== Work to do ==
Using the listing below, extract each line that has the word "washer" in it.

== Source records ==

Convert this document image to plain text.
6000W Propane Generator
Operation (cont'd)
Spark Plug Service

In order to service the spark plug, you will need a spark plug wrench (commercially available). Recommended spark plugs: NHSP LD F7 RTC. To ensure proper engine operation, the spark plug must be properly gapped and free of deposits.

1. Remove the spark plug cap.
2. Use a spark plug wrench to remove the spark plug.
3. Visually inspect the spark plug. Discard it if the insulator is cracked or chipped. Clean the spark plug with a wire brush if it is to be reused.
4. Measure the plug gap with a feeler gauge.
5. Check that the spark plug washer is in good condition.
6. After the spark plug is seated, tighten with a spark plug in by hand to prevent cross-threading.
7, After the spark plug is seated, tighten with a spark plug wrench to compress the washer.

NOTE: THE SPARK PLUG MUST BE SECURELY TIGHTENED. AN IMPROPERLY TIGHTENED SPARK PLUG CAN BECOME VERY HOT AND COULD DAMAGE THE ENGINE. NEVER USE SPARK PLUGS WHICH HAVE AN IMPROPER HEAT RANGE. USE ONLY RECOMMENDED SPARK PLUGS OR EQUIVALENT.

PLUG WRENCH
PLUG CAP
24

== Finished answer ==
5. Check that the spark plug washer is in good condition.
7, After the spark plug is seated, tighten with a spark plug wrench to compress the washer.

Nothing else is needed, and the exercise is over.